» **Given problem**:
Go through the listing below and list every line with "placeholder".

(Data items)
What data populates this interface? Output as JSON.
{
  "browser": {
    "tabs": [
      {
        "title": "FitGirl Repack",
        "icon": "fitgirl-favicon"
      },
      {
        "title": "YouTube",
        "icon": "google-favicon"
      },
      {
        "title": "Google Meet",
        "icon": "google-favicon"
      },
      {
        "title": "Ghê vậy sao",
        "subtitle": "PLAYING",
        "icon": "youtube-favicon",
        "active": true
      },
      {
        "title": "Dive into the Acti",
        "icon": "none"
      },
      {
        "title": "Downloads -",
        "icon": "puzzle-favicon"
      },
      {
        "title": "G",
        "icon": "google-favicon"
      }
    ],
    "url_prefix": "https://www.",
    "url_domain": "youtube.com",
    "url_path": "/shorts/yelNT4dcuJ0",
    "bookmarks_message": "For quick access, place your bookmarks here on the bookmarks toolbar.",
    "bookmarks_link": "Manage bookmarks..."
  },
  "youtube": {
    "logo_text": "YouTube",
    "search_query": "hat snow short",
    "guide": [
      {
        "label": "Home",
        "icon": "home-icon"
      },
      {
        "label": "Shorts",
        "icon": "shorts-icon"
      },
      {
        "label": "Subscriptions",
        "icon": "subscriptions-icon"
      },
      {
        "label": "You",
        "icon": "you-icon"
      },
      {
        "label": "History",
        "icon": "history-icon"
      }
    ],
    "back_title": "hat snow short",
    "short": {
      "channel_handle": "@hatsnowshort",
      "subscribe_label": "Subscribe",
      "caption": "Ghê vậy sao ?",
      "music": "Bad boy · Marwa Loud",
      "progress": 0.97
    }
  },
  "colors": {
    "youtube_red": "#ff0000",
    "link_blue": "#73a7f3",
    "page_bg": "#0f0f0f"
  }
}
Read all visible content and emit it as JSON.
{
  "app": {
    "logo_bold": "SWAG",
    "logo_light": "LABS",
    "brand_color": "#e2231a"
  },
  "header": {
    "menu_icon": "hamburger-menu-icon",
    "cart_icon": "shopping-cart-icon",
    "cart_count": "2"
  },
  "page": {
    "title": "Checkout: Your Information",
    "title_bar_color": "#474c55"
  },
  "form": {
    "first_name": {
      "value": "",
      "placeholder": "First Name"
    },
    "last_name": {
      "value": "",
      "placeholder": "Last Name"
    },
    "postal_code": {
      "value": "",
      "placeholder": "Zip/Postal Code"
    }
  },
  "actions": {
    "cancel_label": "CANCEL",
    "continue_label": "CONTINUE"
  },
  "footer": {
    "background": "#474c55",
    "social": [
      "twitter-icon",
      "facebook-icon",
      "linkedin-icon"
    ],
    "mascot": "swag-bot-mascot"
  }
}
---
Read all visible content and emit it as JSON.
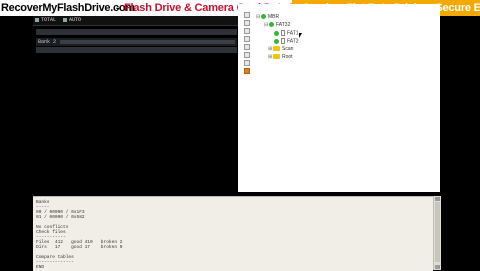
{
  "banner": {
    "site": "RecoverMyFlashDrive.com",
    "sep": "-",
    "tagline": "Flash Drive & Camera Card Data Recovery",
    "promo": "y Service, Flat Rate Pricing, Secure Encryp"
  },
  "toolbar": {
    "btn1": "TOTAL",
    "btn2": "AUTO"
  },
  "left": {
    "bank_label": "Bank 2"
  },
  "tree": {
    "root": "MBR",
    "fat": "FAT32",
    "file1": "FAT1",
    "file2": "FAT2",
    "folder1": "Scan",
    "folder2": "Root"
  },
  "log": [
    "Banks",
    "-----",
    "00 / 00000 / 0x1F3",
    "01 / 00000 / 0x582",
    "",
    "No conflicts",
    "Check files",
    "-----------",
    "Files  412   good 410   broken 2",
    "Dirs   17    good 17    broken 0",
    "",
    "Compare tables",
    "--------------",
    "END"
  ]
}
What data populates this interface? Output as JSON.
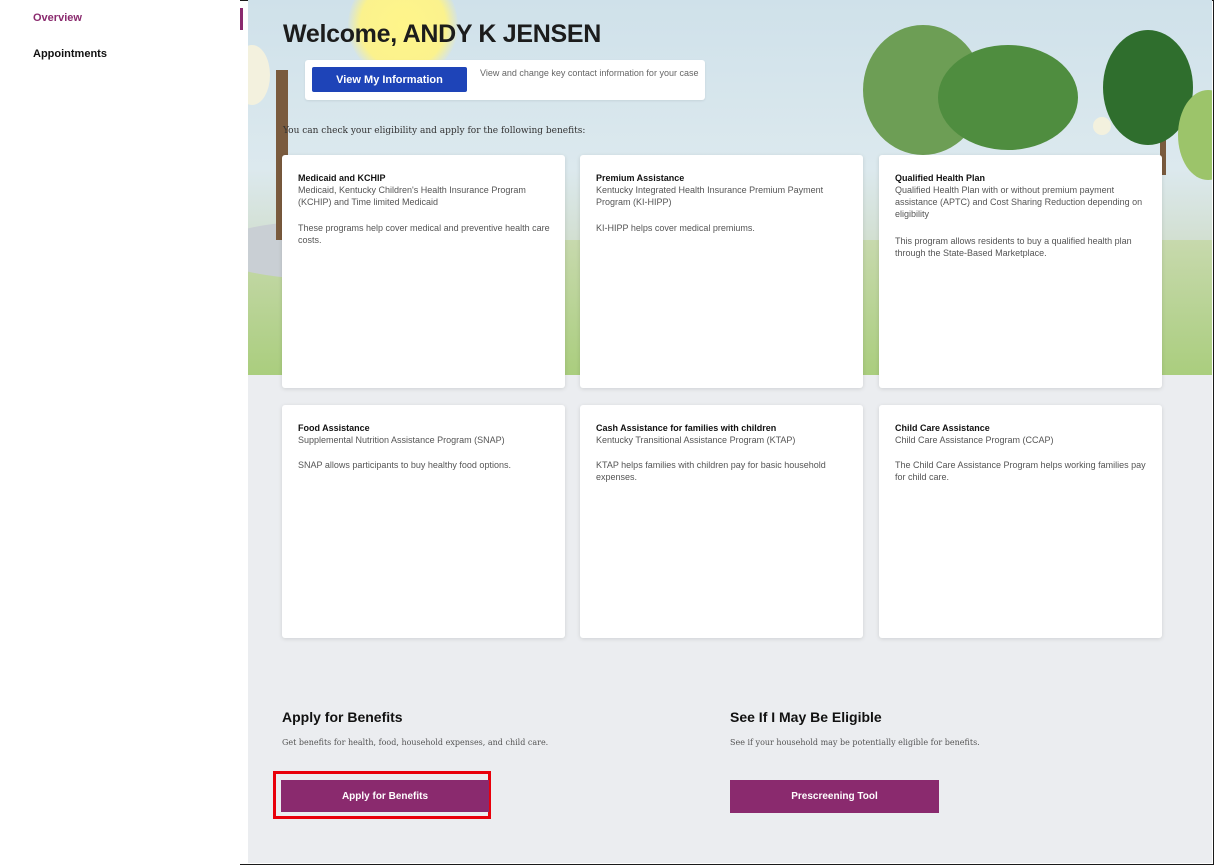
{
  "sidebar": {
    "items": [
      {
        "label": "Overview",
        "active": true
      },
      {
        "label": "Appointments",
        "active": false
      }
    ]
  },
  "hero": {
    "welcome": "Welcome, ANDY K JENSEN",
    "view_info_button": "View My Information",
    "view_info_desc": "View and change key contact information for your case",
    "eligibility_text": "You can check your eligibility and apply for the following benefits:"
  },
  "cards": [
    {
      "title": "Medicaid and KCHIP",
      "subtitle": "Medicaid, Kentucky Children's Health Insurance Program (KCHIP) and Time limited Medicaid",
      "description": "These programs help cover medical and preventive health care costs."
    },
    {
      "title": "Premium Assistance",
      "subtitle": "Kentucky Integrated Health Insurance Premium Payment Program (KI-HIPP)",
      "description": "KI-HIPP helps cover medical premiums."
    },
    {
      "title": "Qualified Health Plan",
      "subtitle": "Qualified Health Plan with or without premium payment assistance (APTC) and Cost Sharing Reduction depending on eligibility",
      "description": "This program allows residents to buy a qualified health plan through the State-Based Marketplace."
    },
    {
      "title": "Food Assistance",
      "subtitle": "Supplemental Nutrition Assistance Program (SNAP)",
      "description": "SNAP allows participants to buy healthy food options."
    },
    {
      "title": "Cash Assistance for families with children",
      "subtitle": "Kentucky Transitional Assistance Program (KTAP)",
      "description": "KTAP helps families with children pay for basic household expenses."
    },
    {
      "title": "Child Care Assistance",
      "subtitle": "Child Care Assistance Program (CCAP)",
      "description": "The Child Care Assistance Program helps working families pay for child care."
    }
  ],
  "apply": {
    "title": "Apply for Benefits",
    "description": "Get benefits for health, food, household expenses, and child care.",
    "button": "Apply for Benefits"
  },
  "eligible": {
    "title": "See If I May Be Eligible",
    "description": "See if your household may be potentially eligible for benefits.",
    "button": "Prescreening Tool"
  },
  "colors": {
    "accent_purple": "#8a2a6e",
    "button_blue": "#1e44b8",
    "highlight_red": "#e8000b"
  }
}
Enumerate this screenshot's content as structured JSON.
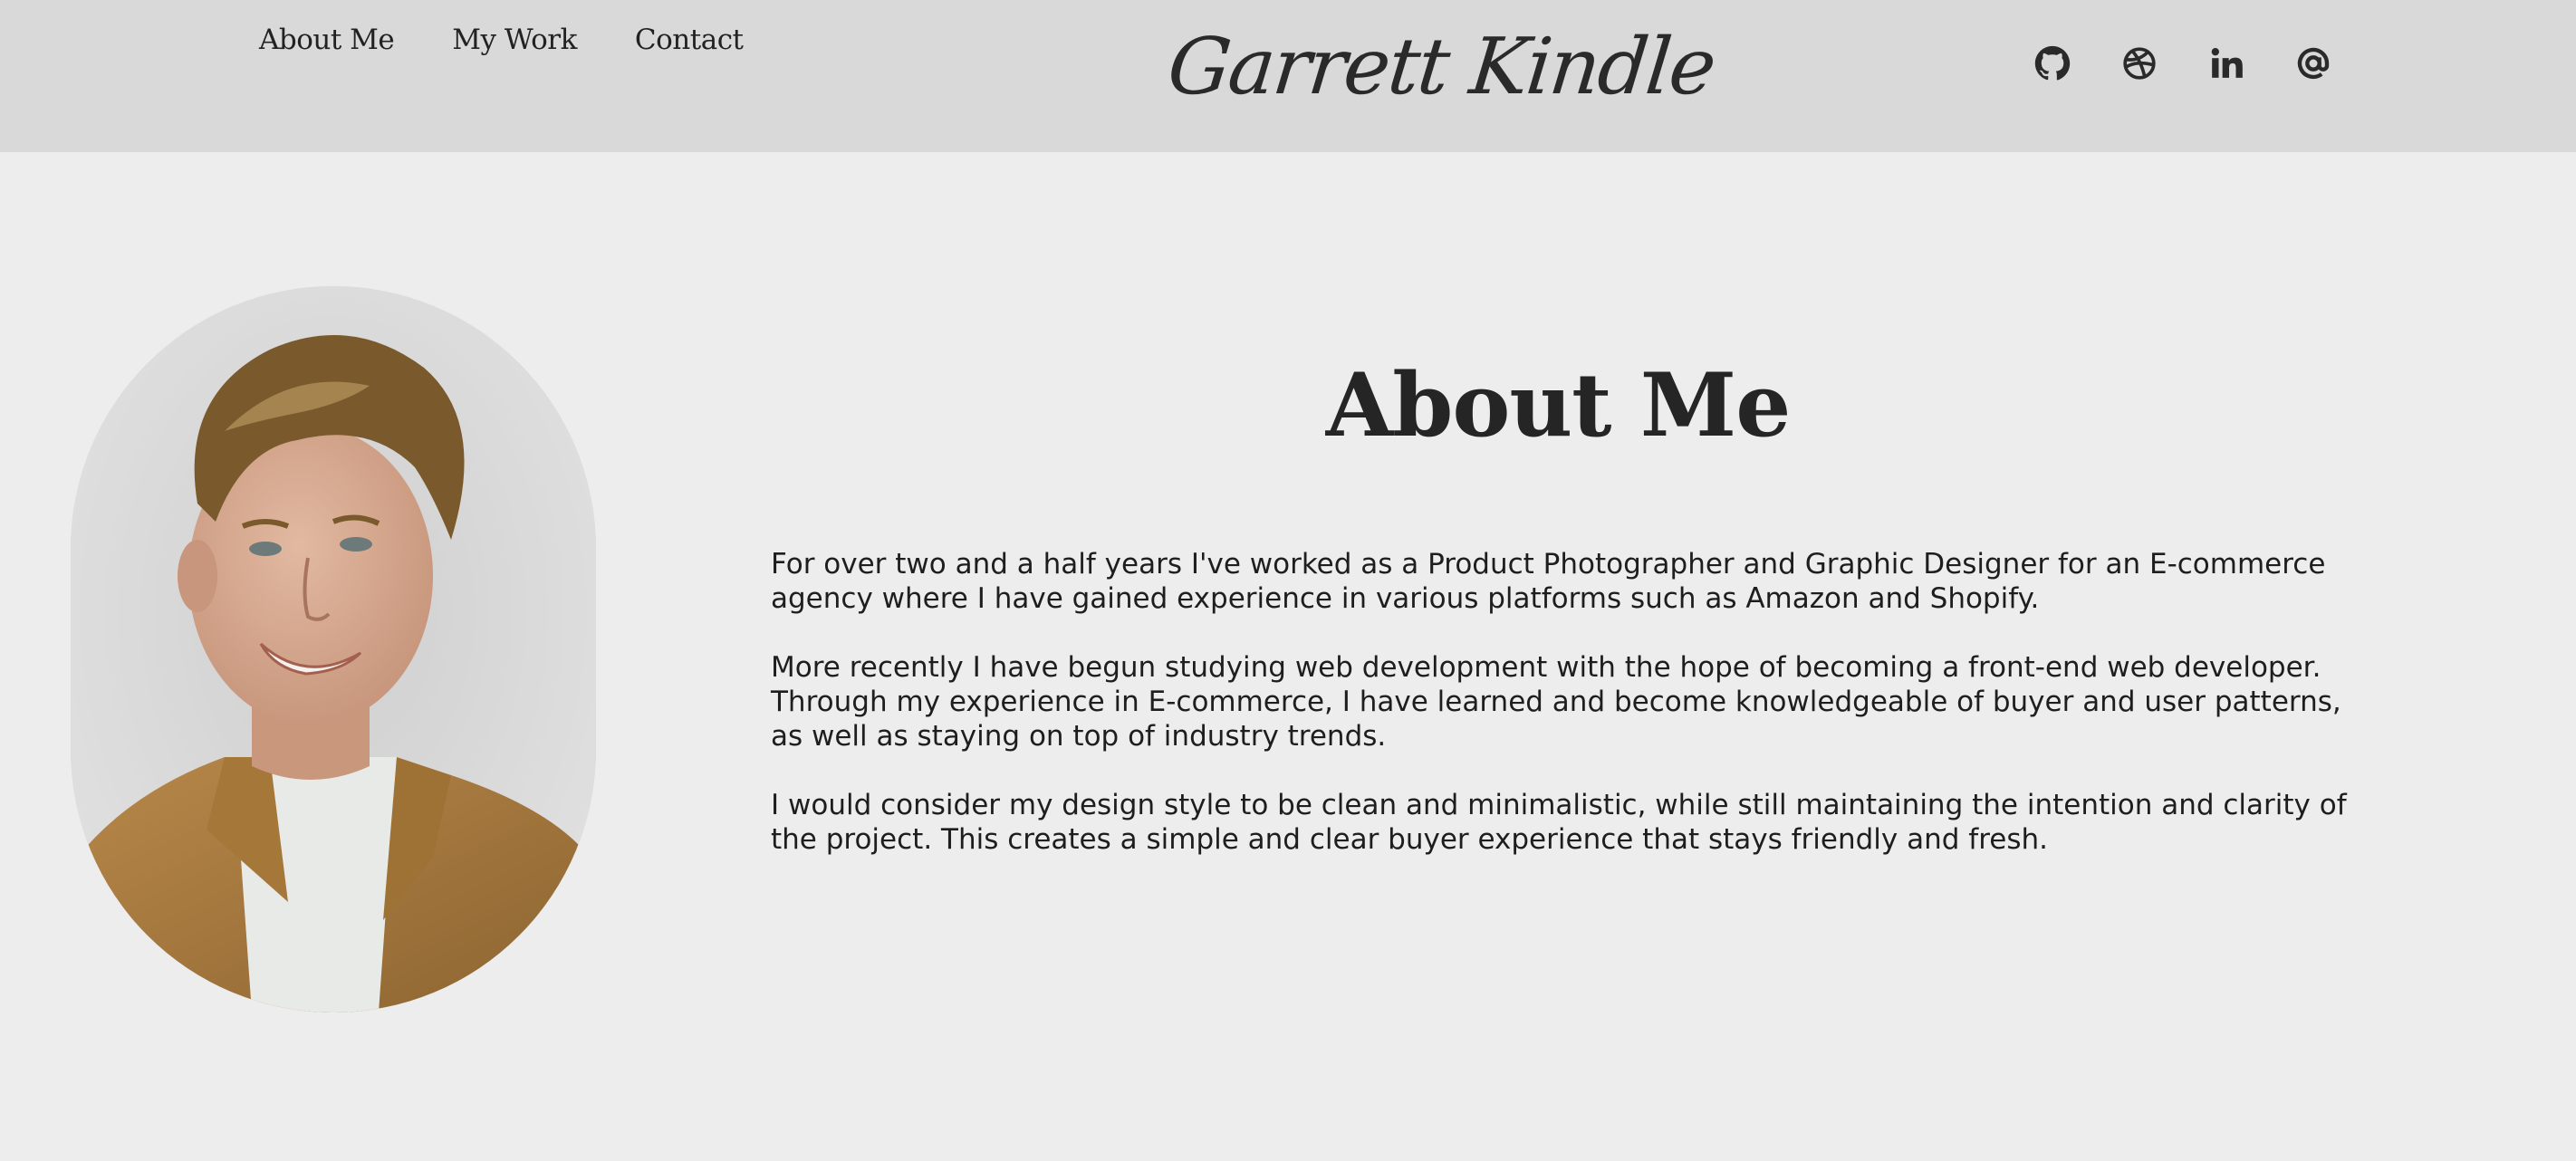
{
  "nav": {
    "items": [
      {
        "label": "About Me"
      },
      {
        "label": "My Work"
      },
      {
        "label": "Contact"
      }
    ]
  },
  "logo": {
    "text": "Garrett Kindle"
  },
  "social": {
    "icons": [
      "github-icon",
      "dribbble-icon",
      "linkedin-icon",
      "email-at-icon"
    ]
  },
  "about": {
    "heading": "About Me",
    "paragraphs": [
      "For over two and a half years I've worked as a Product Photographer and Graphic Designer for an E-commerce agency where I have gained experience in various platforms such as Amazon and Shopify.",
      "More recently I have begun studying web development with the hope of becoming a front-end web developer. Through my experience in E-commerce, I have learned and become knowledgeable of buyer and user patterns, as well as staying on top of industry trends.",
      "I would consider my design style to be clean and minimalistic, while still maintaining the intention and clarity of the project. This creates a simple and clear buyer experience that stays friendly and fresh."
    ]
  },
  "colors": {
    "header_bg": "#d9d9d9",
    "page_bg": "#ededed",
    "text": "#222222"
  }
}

» **The answer**:
      "placeholder": "First Name"
      "placeholder": "Last Name"
      "placeholder": "Zip/Postal Code"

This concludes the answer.